(Data items)

.....

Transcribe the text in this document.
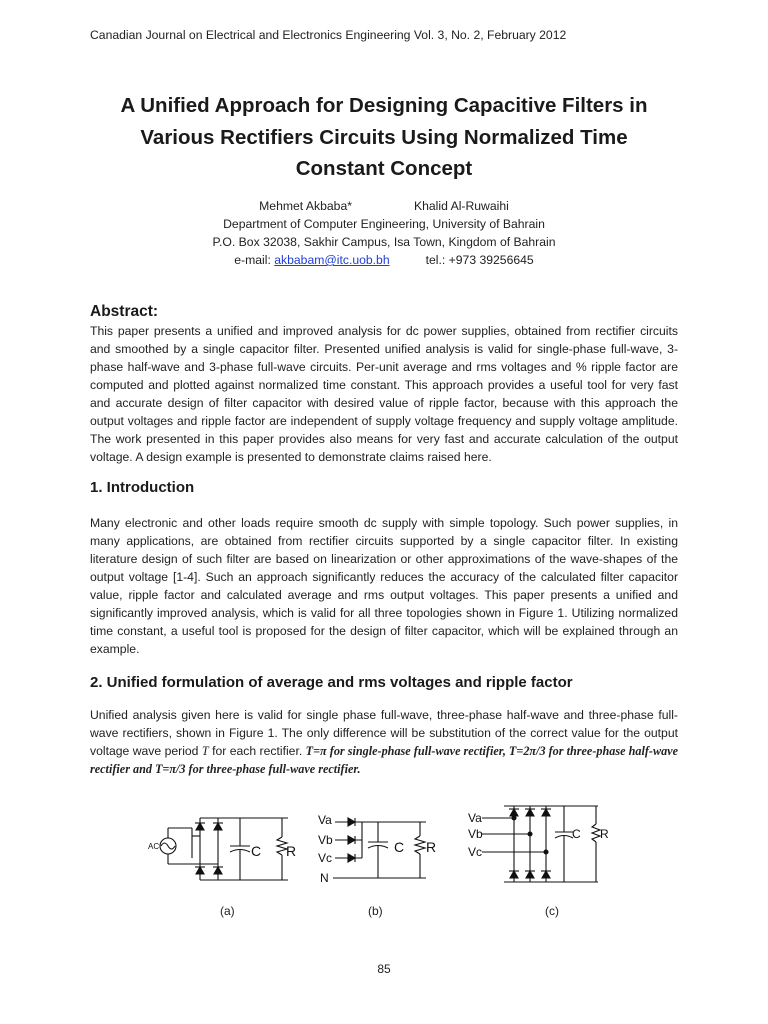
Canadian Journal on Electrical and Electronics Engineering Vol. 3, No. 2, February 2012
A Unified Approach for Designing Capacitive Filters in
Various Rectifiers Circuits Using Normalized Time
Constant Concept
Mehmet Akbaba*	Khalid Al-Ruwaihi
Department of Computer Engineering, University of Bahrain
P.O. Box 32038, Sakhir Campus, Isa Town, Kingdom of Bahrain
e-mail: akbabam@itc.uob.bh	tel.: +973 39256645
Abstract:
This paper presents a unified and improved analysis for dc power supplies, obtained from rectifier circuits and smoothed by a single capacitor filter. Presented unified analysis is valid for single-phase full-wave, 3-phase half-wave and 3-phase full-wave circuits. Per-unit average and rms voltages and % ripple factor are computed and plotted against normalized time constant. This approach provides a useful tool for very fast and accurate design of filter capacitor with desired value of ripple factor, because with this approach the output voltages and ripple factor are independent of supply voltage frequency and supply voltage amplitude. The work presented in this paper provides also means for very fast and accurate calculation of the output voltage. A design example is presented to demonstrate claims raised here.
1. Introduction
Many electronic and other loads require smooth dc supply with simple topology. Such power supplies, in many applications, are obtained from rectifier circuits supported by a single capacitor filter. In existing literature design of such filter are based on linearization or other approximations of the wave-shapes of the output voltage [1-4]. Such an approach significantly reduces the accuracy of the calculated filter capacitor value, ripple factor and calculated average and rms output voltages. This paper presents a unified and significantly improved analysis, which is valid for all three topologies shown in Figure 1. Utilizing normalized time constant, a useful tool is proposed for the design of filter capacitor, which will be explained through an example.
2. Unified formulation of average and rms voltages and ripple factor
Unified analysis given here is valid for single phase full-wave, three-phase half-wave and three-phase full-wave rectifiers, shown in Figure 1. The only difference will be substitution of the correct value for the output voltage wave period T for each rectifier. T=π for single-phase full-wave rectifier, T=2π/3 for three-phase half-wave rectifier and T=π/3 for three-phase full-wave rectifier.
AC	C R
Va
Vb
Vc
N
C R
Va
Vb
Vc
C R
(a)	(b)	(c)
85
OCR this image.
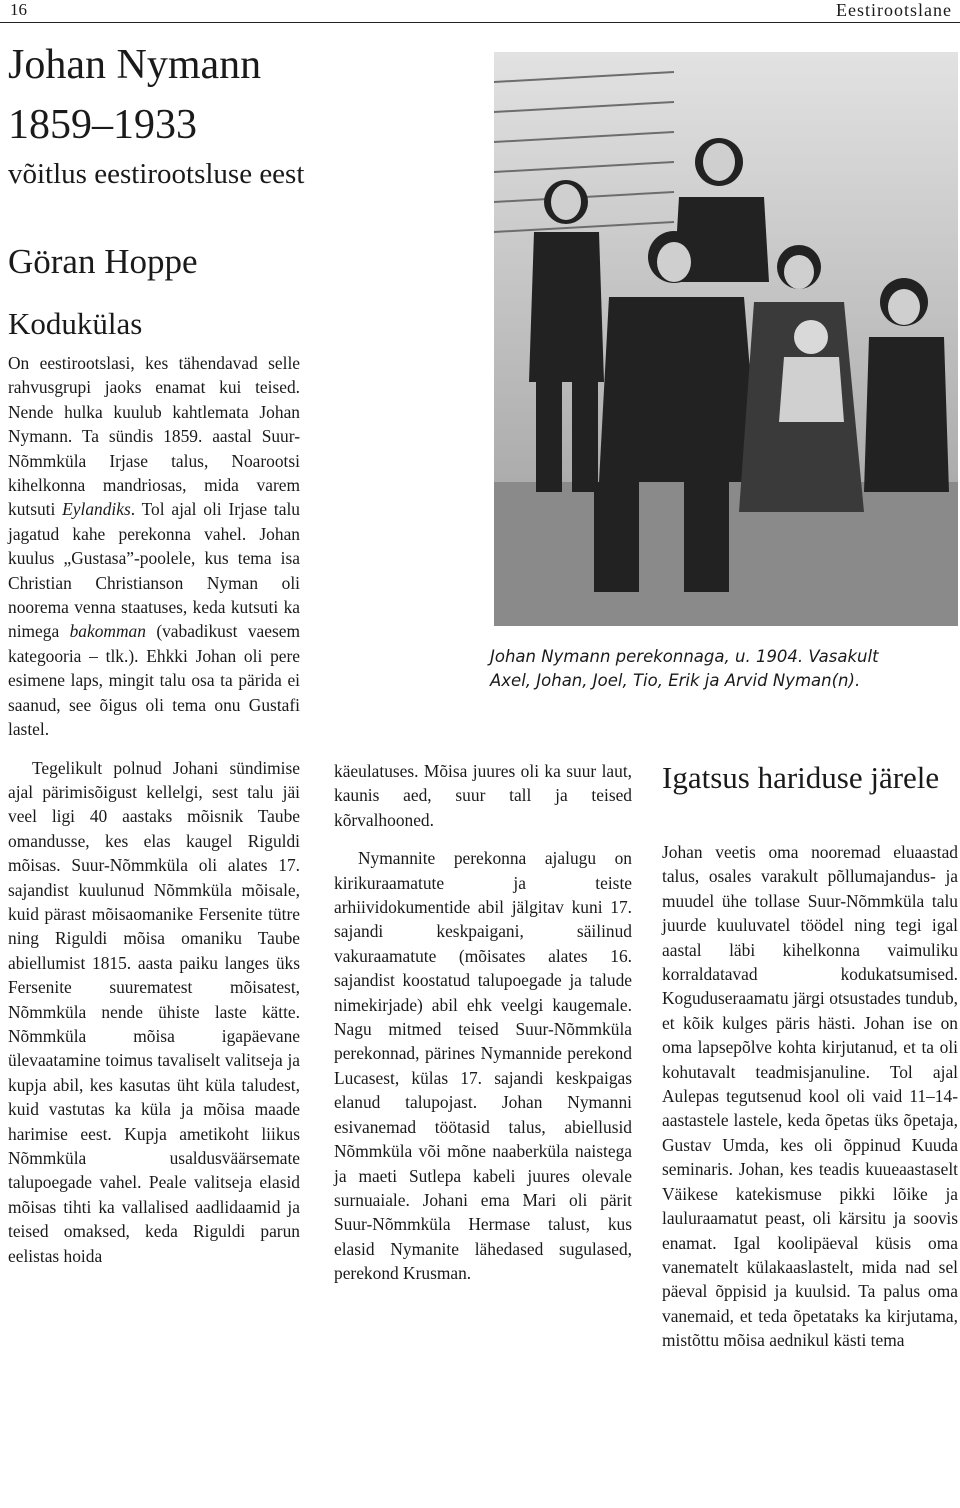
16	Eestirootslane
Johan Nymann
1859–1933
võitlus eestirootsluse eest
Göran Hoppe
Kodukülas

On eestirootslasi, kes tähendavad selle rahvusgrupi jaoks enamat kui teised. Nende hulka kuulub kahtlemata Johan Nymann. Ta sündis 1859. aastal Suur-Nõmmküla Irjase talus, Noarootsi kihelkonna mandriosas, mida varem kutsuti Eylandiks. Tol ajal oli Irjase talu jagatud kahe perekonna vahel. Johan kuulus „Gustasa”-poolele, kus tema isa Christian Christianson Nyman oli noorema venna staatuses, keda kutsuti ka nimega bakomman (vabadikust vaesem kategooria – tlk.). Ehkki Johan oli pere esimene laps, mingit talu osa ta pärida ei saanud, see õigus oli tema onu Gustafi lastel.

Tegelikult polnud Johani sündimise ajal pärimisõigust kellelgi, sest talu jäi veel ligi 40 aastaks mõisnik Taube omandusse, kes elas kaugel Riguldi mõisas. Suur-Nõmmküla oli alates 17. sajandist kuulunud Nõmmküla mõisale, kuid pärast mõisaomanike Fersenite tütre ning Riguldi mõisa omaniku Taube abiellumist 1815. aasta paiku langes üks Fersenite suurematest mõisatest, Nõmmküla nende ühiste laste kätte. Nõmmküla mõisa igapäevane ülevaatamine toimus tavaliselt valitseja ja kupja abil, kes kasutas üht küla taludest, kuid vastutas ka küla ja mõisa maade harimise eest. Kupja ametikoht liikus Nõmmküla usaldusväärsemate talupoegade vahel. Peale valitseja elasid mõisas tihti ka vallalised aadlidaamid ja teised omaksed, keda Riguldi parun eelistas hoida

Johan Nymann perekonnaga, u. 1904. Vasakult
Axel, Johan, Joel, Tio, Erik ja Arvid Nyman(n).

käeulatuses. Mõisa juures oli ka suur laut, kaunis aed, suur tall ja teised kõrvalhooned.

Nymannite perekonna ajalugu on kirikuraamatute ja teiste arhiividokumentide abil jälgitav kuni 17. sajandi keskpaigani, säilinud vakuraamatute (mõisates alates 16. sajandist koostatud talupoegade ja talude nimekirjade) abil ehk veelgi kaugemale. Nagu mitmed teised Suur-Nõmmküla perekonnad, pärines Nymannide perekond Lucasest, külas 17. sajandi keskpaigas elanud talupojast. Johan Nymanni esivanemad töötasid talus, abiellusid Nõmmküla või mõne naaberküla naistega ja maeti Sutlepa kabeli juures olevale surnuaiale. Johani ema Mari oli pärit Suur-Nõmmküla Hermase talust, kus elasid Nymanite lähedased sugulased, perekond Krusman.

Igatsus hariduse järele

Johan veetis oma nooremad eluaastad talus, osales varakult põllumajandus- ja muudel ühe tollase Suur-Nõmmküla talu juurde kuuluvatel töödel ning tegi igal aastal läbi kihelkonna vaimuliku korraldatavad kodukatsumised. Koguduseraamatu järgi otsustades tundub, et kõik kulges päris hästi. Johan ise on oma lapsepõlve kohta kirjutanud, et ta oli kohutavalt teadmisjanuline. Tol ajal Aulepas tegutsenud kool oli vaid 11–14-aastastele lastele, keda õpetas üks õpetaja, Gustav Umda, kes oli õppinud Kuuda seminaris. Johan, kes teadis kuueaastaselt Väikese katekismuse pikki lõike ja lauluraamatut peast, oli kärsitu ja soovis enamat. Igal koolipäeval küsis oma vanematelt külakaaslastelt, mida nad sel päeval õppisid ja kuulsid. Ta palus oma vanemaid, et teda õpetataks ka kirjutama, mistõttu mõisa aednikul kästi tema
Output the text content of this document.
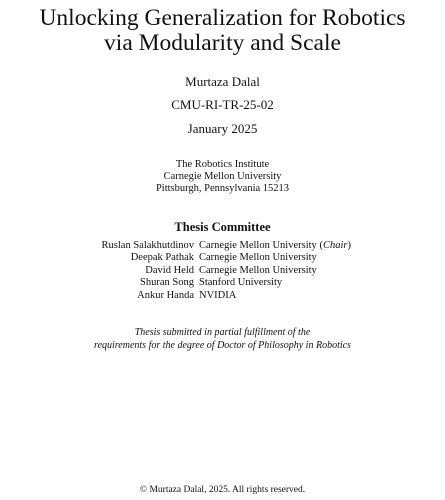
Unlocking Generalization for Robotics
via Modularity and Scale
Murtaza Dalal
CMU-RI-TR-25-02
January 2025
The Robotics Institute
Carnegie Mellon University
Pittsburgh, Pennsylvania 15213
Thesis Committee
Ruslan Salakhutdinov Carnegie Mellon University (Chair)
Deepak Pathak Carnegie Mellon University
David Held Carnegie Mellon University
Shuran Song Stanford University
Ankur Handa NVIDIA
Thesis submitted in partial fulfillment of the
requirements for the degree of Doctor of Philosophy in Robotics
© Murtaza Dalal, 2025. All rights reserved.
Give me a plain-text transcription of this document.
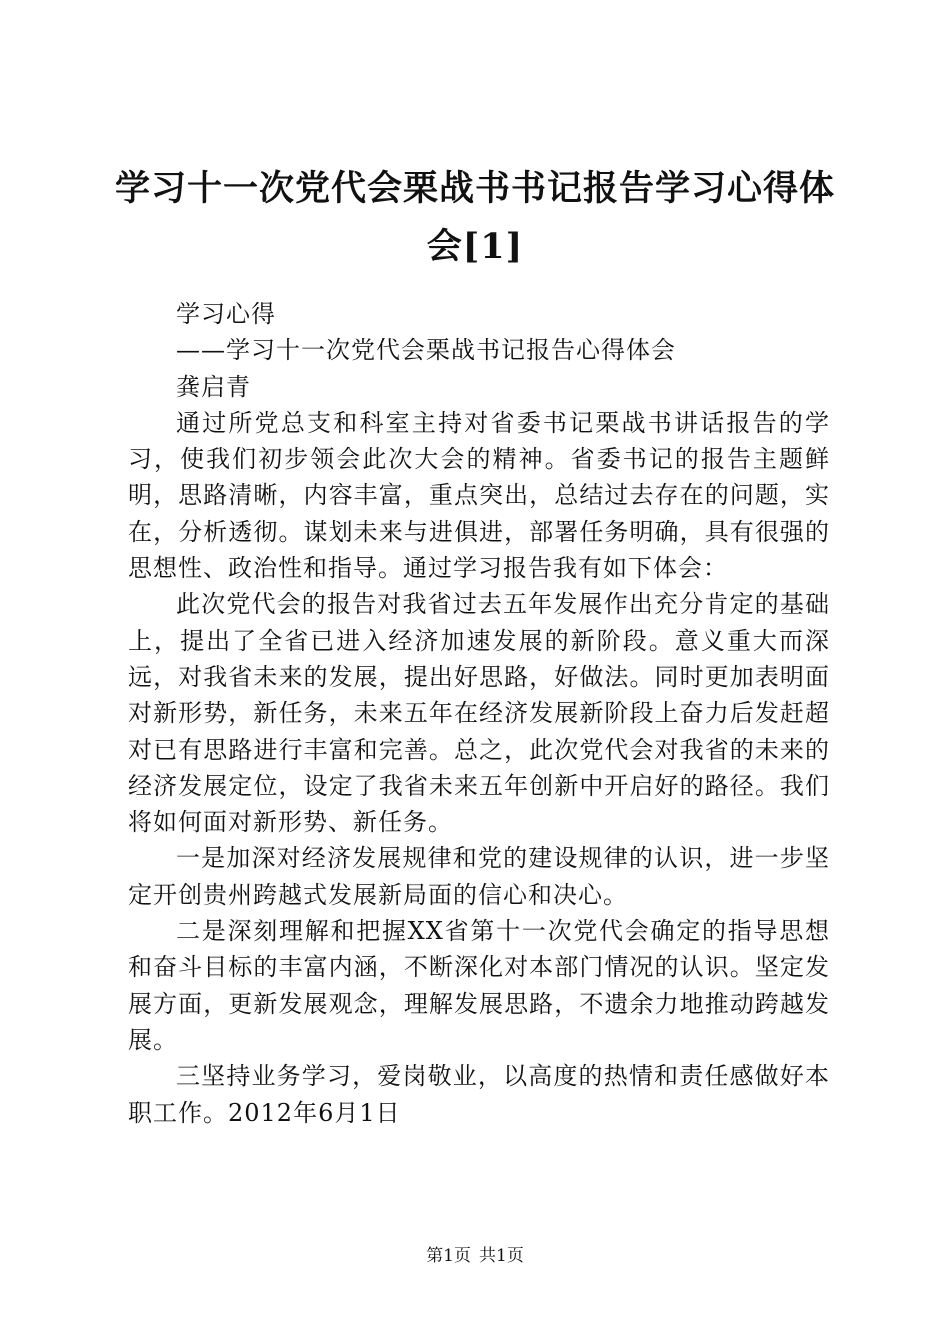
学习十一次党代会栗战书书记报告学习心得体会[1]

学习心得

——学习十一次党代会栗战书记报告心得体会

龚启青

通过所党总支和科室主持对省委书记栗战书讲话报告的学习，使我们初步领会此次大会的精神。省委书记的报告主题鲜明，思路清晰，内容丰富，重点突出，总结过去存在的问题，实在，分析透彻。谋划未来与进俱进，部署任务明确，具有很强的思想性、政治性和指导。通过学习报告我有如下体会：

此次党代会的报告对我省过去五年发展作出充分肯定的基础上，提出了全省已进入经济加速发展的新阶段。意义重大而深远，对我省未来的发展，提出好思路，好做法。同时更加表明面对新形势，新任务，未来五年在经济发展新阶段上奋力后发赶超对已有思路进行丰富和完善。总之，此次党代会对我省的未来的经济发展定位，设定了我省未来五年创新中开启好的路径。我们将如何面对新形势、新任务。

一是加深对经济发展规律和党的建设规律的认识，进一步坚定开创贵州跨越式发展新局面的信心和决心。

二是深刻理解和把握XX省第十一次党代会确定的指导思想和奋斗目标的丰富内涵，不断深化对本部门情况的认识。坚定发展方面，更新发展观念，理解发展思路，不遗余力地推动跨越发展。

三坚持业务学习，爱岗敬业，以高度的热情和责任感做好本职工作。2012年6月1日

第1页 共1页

.....

* REQUIREMENT:
Repeat exactly the lines in the entries from the one containing "Give me a plain-text" to the final line, inclusive, and nothing beyond them; skip pictures.

* RESULT:
Give me a plain-text transcription of this document.
学习十一次党代会栗战书书记报告学习心得体会[1]

学习心得

——学习十一次党代会栗战书记报告心得体会

龚启青

通过所党总支和科室主持对省委书记栗战书讲话报告的学习，使我们初步领会此次大会的精神。省委书记的报告主题鲜明，思路清晰，内容丰富，重点突出，总结过去存在的问题，实在，分析透彻。谋划未来与进俱进，部署任务明确，具有很强的思想性、政治性和指导。通过学习报告我有如下体会：

此次党代会的报告对我省过去五年发展作出充分肯定的基础上，提出了全省已进入经济加速发展的新阶段。意义重大而深远，对我省未来的发展，提出好思路，好做法。同时更加表明面对新形势，新任务，未来五年在经济发展新阶段上奋力后发赶超对已有思路进行丰富和完善。总之，此次党代会对我省的未来的经济发展定位，设定了我省未来五年创新中开启好的路径。我们将如何面对新形势、新任务。

一是加深对经济发展规律和党的建设规律的认识，进一步坚定开创贵州跨越式发展新局面的信心和决心。

二是深刻理解和把握XX省第十一次党代会确定的指导思想和奋斗目标的丰富内涵，不断深化对本部门情况的认识。坚定发展方面，更新发展观念，理解发展思路，不遗余力地推动跨越发展。

三坚持业务学习，爱岗敬业，以高度的热情和责任感做好本职工作。2012年6月1日

第1页 共1页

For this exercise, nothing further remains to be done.